# Exercise objective
In the following material, identify every line holding the string "Kriterien" and return it.

┌──

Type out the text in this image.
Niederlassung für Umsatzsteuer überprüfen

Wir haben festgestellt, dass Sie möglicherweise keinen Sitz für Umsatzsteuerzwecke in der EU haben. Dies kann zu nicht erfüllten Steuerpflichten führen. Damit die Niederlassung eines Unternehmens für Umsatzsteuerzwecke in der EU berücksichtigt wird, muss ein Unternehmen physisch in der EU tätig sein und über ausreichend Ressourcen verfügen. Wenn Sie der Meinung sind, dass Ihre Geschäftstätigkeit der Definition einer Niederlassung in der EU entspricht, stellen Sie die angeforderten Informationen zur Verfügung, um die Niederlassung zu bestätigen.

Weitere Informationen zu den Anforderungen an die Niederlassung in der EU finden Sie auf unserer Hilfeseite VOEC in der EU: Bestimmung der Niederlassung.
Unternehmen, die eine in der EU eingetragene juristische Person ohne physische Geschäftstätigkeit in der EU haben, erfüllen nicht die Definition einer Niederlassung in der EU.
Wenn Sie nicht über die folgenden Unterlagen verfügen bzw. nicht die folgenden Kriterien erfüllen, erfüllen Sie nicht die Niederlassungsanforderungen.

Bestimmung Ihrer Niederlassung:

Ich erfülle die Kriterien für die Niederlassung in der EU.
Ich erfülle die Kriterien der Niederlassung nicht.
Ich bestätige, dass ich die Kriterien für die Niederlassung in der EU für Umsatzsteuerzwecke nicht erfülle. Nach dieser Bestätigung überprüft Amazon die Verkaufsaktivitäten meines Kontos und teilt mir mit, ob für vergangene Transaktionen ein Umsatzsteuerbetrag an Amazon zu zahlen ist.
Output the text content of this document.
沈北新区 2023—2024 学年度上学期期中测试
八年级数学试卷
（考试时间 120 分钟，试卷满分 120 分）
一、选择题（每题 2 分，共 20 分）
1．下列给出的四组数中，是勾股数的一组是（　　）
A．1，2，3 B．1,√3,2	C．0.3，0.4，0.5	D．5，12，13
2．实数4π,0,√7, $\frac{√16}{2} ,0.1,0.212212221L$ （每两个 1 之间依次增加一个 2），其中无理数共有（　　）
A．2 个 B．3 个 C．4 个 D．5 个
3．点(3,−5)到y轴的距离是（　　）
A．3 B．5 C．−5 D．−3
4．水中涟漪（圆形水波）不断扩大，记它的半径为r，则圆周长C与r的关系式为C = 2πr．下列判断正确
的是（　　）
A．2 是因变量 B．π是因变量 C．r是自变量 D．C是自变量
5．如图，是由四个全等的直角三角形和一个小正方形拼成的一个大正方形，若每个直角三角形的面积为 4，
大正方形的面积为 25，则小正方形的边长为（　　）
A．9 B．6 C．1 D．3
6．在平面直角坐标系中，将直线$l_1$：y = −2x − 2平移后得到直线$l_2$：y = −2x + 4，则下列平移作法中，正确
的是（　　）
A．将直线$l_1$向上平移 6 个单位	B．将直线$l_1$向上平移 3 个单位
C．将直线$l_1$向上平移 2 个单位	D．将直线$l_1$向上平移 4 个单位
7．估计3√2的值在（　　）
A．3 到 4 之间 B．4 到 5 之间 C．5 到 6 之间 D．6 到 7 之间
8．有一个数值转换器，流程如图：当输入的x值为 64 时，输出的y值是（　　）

└──

# Task solution
Wenn Sie nicht über die folgenden Unterlagen verfügen bzw. nicht die folgenden Kriterien erfüllen, erfüllen Sie nicht die Niederlassungsanforderungen.
Ich erfülle die Kriterien für die Niederlassung in der EU.
Ich erfülle die Kriterien der Niederlassung nicht.
Ich bestätige, dass ich die Kriterien für die Niederlassung in der EU für Umsatzsteuerzwecke nicht erfülle. Nach dieser Bestätigung überprüft Amazon die Verkaufsaktivitäten meines Kontos und teilt mir mit, ob für vergangene Transaktionen ein Umsatzsteuerbetrag an Amazon zu zahlen ist.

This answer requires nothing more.